**Short task**
Your task is to filter the data below down to the lines holding "Temperature".

● ● ● ● ● ● ●

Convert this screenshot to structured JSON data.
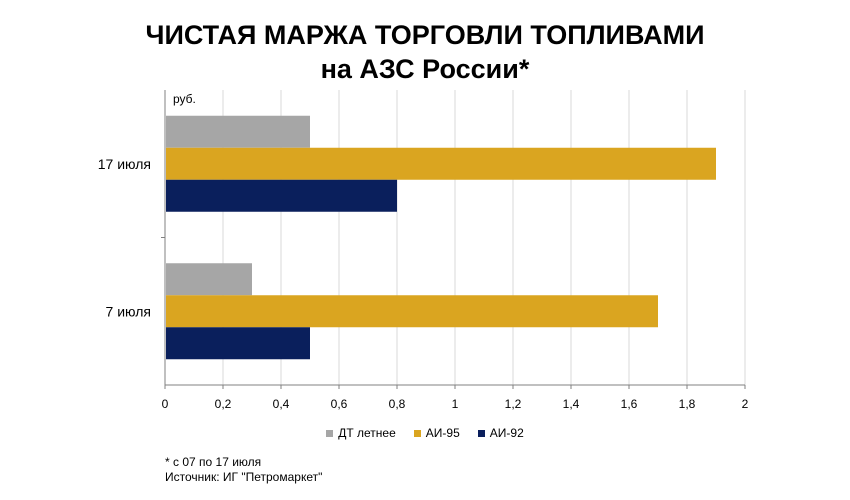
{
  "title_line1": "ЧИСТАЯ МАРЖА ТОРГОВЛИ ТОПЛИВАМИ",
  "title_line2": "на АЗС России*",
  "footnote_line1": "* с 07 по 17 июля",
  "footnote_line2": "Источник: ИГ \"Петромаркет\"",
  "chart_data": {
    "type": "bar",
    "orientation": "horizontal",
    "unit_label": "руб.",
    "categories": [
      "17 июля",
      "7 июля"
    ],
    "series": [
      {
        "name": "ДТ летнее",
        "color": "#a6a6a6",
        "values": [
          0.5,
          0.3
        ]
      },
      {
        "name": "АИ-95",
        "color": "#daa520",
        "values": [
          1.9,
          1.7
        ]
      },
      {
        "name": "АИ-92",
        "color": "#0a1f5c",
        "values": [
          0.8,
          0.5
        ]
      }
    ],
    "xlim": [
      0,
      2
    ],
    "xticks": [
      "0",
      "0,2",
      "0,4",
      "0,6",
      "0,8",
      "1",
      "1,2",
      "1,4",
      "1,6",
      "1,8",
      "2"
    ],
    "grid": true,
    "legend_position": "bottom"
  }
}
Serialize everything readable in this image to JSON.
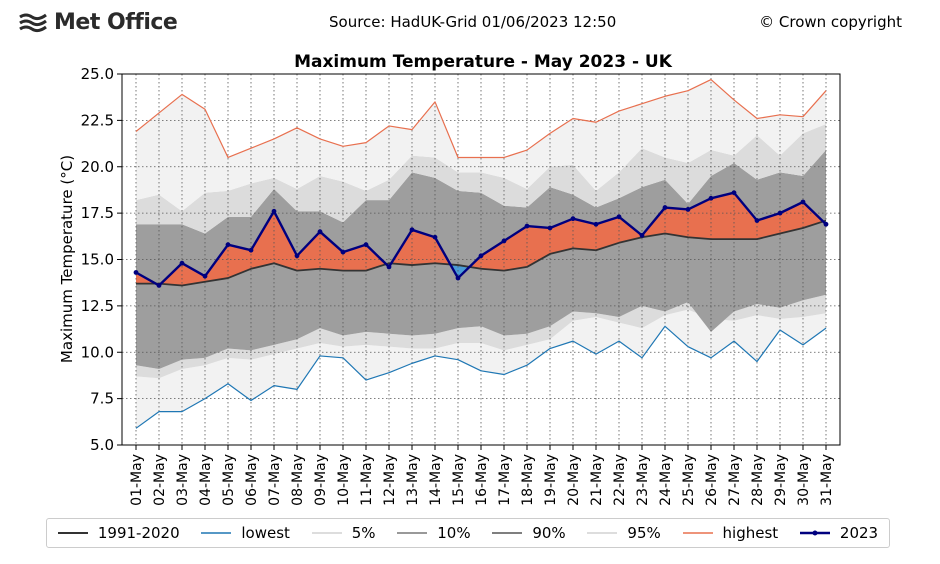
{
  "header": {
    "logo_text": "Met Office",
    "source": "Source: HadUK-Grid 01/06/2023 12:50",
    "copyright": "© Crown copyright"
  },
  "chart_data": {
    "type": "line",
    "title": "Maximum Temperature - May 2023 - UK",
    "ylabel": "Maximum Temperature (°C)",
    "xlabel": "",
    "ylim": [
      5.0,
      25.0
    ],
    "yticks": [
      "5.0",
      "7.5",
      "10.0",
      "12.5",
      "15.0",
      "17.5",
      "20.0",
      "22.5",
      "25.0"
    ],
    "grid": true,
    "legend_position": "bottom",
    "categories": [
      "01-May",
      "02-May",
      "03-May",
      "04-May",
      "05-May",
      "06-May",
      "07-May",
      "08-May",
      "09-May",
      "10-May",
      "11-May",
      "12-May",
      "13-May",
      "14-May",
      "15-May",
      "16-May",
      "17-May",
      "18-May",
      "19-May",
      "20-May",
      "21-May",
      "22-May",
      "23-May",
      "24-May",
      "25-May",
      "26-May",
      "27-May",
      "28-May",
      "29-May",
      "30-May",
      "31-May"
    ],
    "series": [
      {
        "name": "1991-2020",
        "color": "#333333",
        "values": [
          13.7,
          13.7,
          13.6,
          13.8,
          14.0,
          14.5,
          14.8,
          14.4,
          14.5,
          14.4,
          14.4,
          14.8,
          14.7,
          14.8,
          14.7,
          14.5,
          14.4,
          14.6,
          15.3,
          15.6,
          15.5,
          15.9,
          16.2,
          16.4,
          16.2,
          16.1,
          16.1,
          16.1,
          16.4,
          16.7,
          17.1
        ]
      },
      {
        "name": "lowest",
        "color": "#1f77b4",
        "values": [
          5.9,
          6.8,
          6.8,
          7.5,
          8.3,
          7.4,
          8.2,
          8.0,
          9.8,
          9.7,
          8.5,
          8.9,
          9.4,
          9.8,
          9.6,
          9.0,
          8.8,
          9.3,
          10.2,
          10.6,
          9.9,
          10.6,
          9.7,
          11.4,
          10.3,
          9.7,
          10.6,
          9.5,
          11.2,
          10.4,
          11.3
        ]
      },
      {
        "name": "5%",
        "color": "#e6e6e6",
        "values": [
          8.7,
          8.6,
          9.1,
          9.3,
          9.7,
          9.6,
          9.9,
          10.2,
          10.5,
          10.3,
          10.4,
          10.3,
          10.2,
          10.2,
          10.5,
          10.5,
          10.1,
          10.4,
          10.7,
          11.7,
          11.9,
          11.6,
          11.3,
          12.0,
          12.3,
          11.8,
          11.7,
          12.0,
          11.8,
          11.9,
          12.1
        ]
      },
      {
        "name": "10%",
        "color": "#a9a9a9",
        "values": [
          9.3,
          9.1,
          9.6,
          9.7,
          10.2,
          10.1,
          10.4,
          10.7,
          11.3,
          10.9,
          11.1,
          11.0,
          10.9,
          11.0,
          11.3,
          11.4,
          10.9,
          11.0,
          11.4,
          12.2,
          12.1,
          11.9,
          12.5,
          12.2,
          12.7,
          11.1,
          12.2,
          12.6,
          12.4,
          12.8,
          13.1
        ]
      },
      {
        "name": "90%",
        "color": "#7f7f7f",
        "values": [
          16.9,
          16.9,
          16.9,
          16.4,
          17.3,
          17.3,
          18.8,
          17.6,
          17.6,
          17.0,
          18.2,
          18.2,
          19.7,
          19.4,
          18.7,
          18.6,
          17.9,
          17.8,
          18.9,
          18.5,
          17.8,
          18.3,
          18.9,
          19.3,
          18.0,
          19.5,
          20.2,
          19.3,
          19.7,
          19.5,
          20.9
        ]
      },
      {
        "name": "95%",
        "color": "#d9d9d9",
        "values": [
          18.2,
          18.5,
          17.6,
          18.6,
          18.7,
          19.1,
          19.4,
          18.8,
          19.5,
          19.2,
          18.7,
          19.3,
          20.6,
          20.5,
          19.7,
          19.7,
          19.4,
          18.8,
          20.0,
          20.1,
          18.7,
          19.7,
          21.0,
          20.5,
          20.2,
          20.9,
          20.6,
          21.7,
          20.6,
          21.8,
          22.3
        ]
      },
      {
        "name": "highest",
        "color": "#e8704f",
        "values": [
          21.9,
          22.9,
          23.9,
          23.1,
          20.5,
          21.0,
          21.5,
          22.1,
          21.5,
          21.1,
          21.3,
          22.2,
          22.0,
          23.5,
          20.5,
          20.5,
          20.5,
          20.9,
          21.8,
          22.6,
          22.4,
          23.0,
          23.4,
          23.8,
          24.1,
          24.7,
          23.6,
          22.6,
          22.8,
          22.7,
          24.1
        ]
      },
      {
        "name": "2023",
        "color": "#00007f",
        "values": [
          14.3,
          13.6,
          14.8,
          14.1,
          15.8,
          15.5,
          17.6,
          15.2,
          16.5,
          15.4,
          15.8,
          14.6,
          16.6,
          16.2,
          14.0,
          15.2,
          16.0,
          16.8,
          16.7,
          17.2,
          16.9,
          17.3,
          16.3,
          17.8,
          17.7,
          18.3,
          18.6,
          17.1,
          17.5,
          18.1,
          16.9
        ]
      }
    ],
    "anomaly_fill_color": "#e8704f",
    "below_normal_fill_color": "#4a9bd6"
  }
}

● ● ● ● ● ● ●

**Task output**
    "title": "Maximum Temperature - May 2023 - UK",
    "ylabel": "Maximum Temperature (°C)",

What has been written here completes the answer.